Set problem: The records that follow are to be transcribed in full, without their images.

Recorded information:
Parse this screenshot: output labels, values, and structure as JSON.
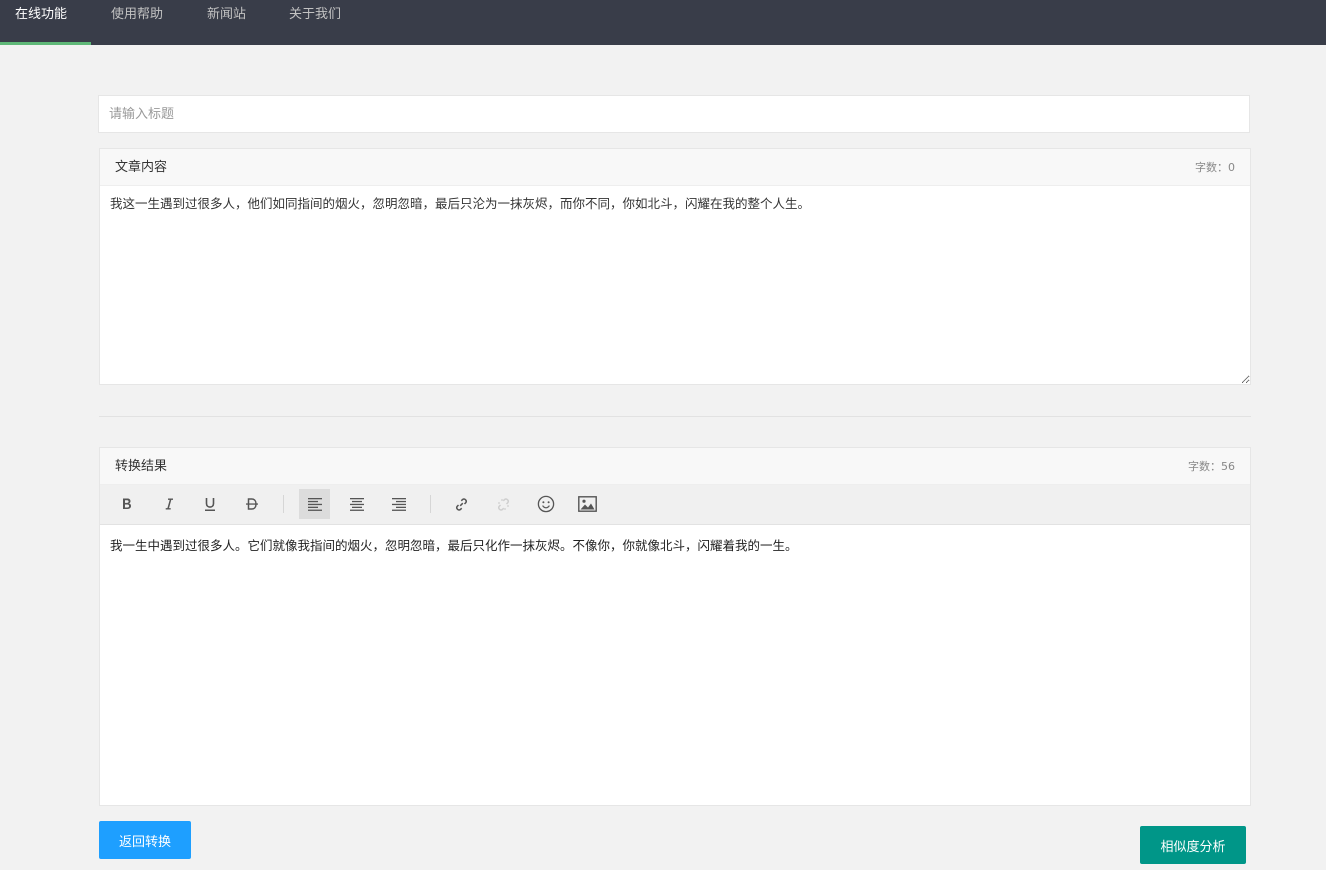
{
  "nav": {
    "items": [
      {
        "label": "在线功能"
      },
      {
        "label": "使用帮助"
      },
      {
        "label": "新闻站"
      },
      {
        "label": "关于我们"
      }
    ],
    "active_index": 0,
    "accent_color": "#5fb878"
  },
  "title_field": {
    "placeholder": "请输入标题",
    "value": ""
  },
  "source": {
    "title": "文章内容",
    "count_text": "字数：0",
    "text": "我这一生遇到过很多人，他们如同指间的烟火，忽明忽暗，最后只沦为一抹灰烬，而你不同，你如北斗，闪耀在我的整个人生。"
  },
  "result": {
    "title": "转换结果",
    "count_text": "字数：56",
    "text": "我一生中遇到过很多人。它们就像我指间的烟火，忽明忽暗，最后只化作一抹灰烬。不像你，你就像北斗，闪耀着我的一生。",
    "toolbar": [
      {
        "icon": "bold-icon",
        "state": "normal"
      },
      {
        "icon": "italic-icon",
        "state": "normal"
      },
      {
        "icon": "underline-icon",
        "state": "normal"
      },
      {
        "icon": "strikethrough-icon",
        "state": "normal"
      },
      {
        "icon": "align-left-icon",
        "state": "active"
      },
      {
        "icon": "align-center-icon",
        "state": "normal"
      },
      {
        "icon": "align-right-icon",
        "state": "normal"
      },
      {
        "icon": "link-icon",
        "state": "normal"
      },
      {
        "icon": "unlink-icon",
        "state": "disabled"
      },
      {
        "icon": "emoji-icon",
        "state": "normal"
      },
      {
        "icon": "image-icon",
        "state": "normal"
      }
    ]
  },
  "buttons": {
    "back_label": "返回转换",
    "back_color": "#1e9fff",
    "analyze_label": "相似度分析",
    "analyze_color": "#009688"
  }
}
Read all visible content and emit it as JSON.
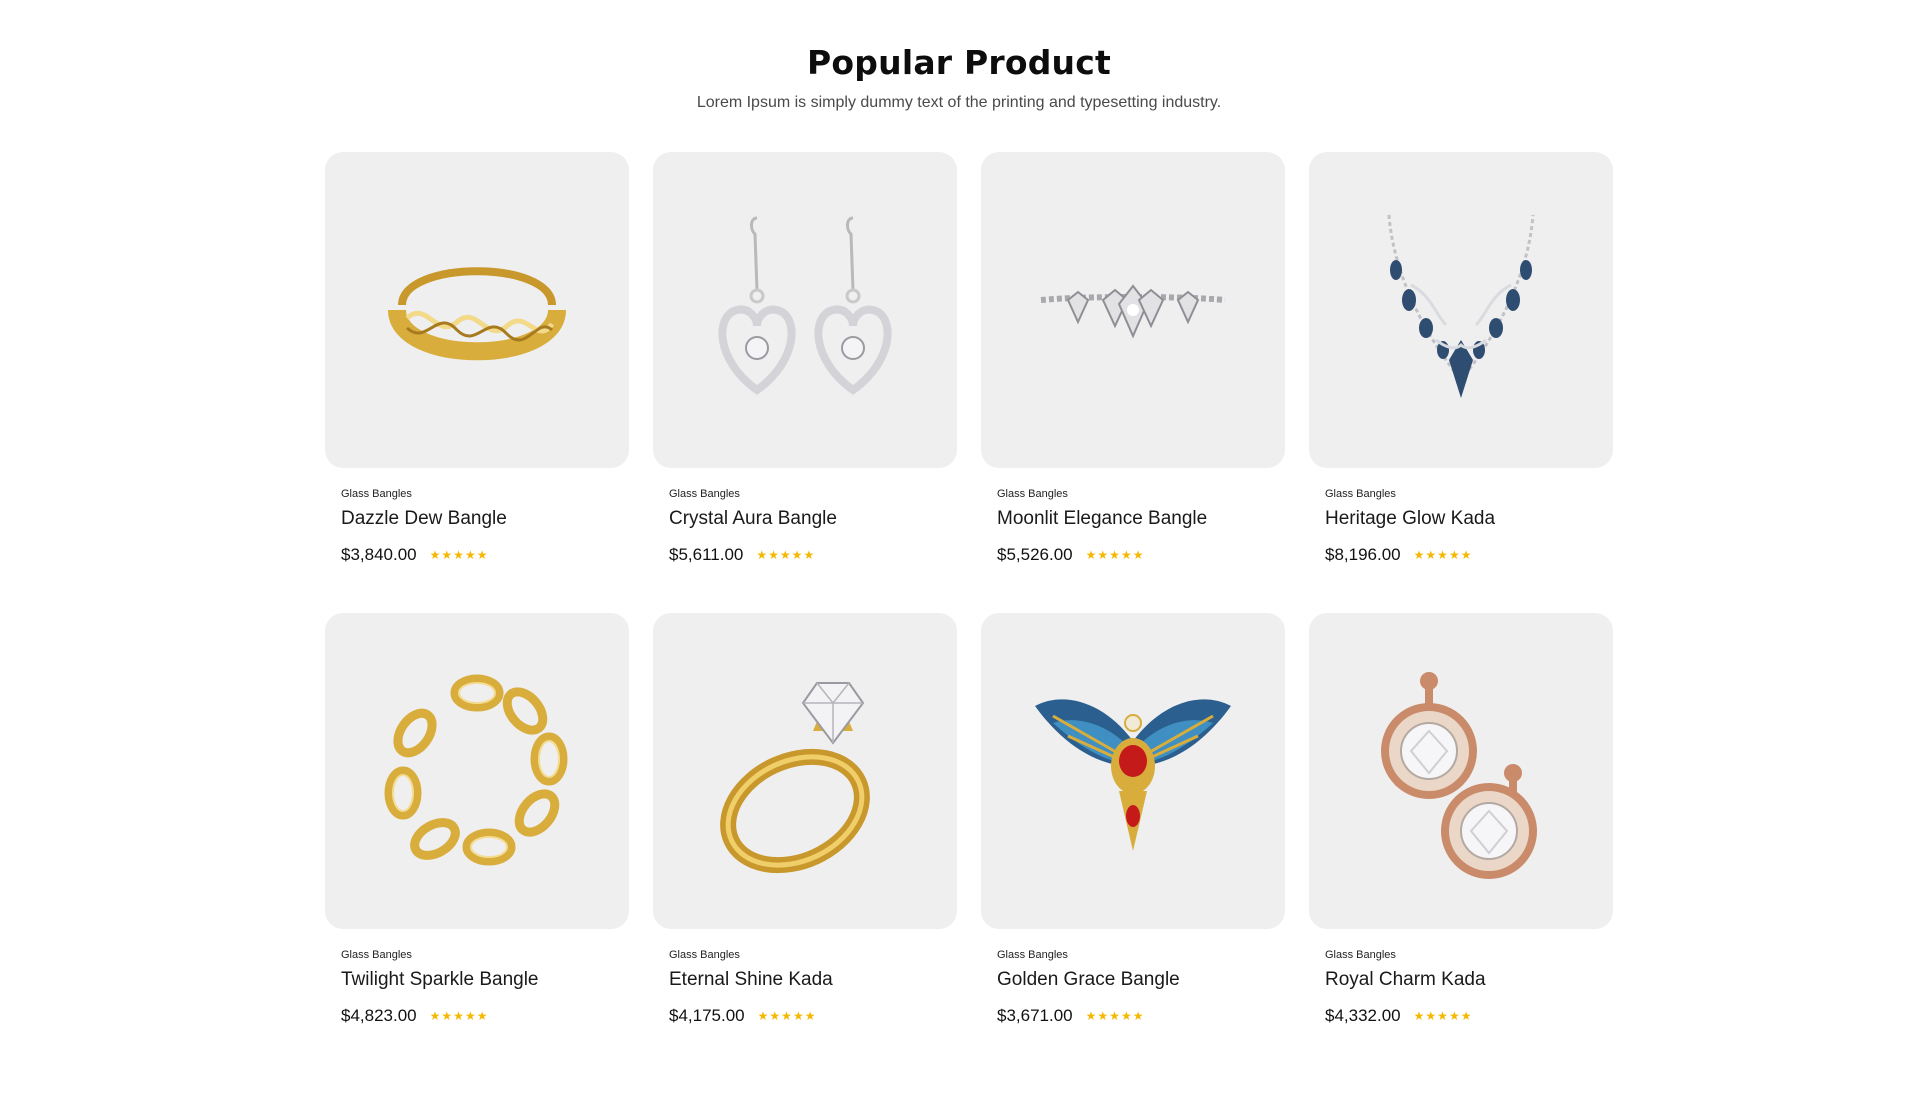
{
  "section": {
    "title": "Popular Product",
    "subtitle": "Lorem Ipsum is simply dummy text of the printing and typesetting industry."
  },
  "products": [
    {
      "category": "Glass Bangles",
      "name": "Dazzle Dew Bangle",
      "price": "$3,840.00",
      "rating": 5,
      "image_icon": "gold-braided-cuff-icon"
    },
    {
      "category": "Glass Bangles",
      "name": "Crystal Aura Bangle",
      "price": "$5,611.00",
      "rating": 5,
      "image_icon": "silver-heart-earrings-icon"
    },
    {
      "category": "Glass Bangles",
      "name": "Moonlit Elegance Bangle",
      "price": "$5,526.00",
      "rating": 5,
      "image_icon": "diamond-bracelet-icon"
    },
    {
      "category": "Glass Bangles",
      "name": "Heritage Glow Kada",
      "price": "$8,196.00",
      "rating": 5,
      "image_icon": "sapphire-necklace-icon"
    },
    {
      "category": "Glass Bangles",
      "name": "Twilight Sparkle Bangle",
      "price": "$4,823.00",
      "rating": 5,
      "image_icon": "gold-chain-bracelet-icon"
    },
    {
      "category": "Glass Bangles",
      "name": "Eternal Shine Kada",
      "price": "$4,175.00",
      "rating": 5,
      "image_icon": "gold-diamond-ring-icon"
    },
    {
      "category": "Glass Bangles",
      "name": "Golden Grace Bangle",
      "price": "$3,671.00",
      "rating": 5,
      "image_icon": "winged-brooch-icon"
    },
    {
      "category": "Glass Bangles",
      "name": "Royal Charm Kada",
      "price": "$4,332.00",
      "rating": 5,
      "image_icon": "rose-gold-stud-earrings-icon"
    }
  ],
  "colors": {
    "card_background": "#efefef",
    "star": "#f5b800",
    "gold": "#d8ad3c",
    "silver": "#c9c9cc",
    "sapphire": "#2e4d70",
    "ruby": "#c41a1a",
    "rose_gold": "#c98b6a"
  }
}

Full answer:
Parse this screenshot: output labels, values, and structure as JSON.
{
  "nav": {
    "items": [
      {
        "label": "在线功能"
      },
      {
        "label": "使用帮助"
      },
      {
        "label": "新闻站"
      },
      {
        "label": "关于我们"
      }
    ],
    "active_index": 0,
    "accent_color": "#5fb878"
  },
  "title_field": {
    "placeholder": "请输入标题",
    "value": ""
  },
  "source": {
    "title": "文章内容",
    "count_text": "字数：0",
    "text": "我这一生遇到过很多人，他们如同指间的烟火，忽明忽暗，最后只沦为一抹灰烬，而你不同，你如北斗，闪耀在我的整个人生。"
  },
  "result": {
    "title": "转换结果",
    "count_text": "字数：56",
    "text": "我一生中遇到过很多人。它们就像我指间的烟火，忽明忽暗，最后只化作一抹灰烬。不像你，你就像北斗，闪耀着我的一生。",
    "toolbar": [
      {
        "icon": "bold-icon",
        "state": "normal"
      },
      {
        "icon": "italic-icon",
        "state": "normal"
      },
      {
        "icon": "underline-icon",
        "state": "normal"
      },
      {
        "icon": "strikethrough-icon",
        "state": "normal"
      },
      {
        "icon": "align-left-icon",
        "state": "active"
      },
      {
        "icon": "align-center-icon",
        "state": "normal"
      },
      {
        "icon": "align-right-icon",
        "state": "normal"
      },
      {
        "icon": "link-icon",
        "state": "normal"
      },
      {
        "icon": "unlink-icon",
        "state": "disabled"
      },
      {
        "icon": "emoji-icon",
        "state": "normal"
      },
      {
        "icon": "image-icon",
        "state": "normal"
      }
    ]
  },
  "buttons": {
    "back_label": "返回转换",
    "back_color": "#1e9fff",
    "analyze_label": "相似度分析",
    "analyze_color": "#009688"
  }
}
Read all visible content and emit it as JSON.
{
  "section": {
    "title": "Popular Product",
    "subtitle": "Lorem Ipsum is simply dummy text of the printing and typesetting industry."
  },
  "products": [
    {
      "category": "Glass Bangles",
      "name": "Dazzle Dew Bangle",
      "price": "$3,840.00",
      "rating": 5,
      "image_icon": "gold-braided-cuff-icon"
    },
    {
      "category": "Glass Bangles",
      "name": "Crystal Aura Bangle",
      "price": "$5,611.00",
      "rating": 5,
      "image_icon": "silver-heart-earrings-icon"
    },
    {
      "category": "Glass Bangles",
      "name": "Moonlit Elegance Bangle",
      "price": "$5,526.00",
      "rating": 5,
      "image_icon": "diamond-bracelet-icon"
    },
    {
      "category": "Glass Bangles",
      "name": "Heritage Glow Kada",
      "price": "$8,196.00",
      "rating": 5,
      "image_icon": "sapphire-necklace-icon"
    },
    {
      "category": "Glass Bangles",
      "name": "Twilight Sparkle Bangle",
      "price": "$4,823.00",
      "rating": 5,
      "image_icon": "gold-chain-bracelet-icon"
    },
    {
      "category": "Glass Bangles",
      "name": "Eternal Shine Kada",
      "price": "$4,175.00",
      "rating": 5,
      "image_icon": "gold-diamond-ring-icon"
    },
    {
      "category": "Glass Bangles",
      "name": "Golden Grace Bangle",
      "price": "$3,671.00",
      "rating": 5,
      "image_icon": "winged-brooch-icon"
    },
    {
      "category": "Glass Bangles",
      "name": "Royal Charm Kada",
      "price": "$4,332.00",
      "rating": 5,
      "image_icon": "rose-gold-stud-earrings-icon"
    }
  ],
  "colors": {
    "card_background": "#efefef",
    "star": "#f5b800",
    "gold": "#d8ad3c",
    "silver": "#c9c9cc",
    "sapphire": "#2e4d70",
    "ruby": "#c41a1a",
    "rose_gold": "#c98b6a"
  }
}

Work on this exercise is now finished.